Set out every line bearing the string "values".
* Begin DATA FOR PROCESSING *
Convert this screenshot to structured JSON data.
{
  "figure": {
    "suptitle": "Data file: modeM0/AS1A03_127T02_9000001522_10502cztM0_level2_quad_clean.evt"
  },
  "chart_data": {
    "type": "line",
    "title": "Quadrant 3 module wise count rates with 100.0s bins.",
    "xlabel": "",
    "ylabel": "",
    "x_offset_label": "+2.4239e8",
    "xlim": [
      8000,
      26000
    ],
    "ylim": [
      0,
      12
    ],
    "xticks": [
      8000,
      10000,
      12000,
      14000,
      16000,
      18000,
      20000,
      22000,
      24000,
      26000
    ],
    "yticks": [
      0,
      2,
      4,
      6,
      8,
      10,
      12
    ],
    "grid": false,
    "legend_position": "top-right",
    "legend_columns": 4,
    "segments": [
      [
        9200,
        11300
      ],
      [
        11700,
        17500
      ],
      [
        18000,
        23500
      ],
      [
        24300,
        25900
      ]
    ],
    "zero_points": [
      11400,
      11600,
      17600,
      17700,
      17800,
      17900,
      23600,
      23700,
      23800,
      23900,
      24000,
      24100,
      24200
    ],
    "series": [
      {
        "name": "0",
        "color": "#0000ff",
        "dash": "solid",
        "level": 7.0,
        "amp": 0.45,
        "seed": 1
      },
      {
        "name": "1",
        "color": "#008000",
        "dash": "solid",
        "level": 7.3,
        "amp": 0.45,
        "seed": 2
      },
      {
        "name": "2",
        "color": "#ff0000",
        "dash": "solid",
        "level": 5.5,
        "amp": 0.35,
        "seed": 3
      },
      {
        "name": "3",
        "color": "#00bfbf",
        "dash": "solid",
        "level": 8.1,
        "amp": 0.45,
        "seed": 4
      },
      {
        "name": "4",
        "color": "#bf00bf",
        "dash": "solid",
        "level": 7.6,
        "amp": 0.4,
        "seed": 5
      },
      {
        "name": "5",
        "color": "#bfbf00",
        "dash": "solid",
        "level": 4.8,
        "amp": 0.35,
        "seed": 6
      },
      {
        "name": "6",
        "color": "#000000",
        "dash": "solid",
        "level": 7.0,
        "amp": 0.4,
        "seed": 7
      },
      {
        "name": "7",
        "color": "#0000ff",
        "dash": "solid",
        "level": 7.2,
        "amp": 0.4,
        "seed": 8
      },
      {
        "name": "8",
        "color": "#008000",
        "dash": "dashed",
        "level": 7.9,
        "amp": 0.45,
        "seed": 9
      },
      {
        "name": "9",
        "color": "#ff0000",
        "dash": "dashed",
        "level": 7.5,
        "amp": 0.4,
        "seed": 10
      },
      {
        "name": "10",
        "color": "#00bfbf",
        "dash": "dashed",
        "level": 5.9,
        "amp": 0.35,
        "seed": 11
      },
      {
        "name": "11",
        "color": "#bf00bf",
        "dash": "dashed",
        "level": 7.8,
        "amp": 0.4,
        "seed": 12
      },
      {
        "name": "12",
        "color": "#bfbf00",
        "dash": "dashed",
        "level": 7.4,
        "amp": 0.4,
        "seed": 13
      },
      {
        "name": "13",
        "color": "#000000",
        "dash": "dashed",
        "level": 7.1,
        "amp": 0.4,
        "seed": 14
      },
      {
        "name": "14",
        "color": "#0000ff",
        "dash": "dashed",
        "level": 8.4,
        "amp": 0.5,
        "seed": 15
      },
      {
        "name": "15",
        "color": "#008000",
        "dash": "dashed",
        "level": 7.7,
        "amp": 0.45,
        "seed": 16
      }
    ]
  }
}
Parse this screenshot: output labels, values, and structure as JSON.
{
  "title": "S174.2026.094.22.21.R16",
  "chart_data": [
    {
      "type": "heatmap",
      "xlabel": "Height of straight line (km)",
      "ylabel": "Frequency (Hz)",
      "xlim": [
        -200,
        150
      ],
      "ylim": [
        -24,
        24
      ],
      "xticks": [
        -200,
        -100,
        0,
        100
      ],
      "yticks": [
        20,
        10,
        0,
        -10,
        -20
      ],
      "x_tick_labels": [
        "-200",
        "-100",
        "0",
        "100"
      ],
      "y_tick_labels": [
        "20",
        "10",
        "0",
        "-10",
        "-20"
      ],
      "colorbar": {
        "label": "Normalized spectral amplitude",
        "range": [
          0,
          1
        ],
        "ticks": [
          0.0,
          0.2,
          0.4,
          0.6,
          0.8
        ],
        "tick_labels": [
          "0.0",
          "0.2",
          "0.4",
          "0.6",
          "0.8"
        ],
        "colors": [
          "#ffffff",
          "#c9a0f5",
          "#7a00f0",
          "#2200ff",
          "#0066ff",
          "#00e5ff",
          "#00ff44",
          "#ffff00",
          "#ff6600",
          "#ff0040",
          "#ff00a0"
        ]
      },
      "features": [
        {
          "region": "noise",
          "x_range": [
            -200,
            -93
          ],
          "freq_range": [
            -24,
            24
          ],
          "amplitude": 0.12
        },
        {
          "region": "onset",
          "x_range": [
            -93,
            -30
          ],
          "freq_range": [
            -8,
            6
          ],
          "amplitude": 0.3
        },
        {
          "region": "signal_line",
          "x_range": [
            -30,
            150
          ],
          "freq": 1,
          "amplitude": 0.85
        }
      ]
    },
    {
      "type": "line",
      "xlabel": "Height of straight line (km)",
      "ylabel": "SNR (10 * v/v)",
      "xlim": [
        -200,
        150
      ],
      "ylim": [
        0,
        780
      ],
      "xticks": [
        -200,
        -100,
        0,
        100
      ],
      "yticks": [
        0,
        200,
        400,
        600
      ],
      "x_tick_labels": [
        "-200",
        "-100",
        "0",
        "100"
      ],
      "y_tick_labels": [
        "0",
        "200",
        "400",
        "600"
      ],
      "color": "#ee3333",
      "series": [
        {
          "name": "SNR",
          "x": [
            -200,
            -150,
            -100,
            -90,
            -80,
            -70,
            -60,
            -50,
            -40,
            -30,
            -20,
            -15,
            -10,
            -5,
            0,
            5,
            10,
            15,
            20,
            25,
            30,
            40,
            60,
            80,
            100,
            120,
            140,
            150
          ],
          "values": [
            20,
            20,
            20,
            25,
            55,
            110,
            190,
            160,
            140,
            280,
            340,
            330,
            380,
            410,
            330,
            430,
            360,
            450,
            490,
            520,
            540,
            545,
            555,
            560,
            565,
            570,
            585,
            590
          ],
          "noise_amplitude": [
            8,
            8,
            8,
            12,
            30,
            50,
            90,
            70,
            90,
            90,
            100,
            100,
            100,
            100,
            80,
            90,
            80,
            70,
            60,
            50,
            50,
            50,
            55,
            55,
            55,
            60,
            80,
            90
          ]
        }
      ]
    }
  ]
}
* End DATA FOR PROCESSING *
ANSWER
Parse this screenshot: output labels, values, and structure as JSON.
          "values": [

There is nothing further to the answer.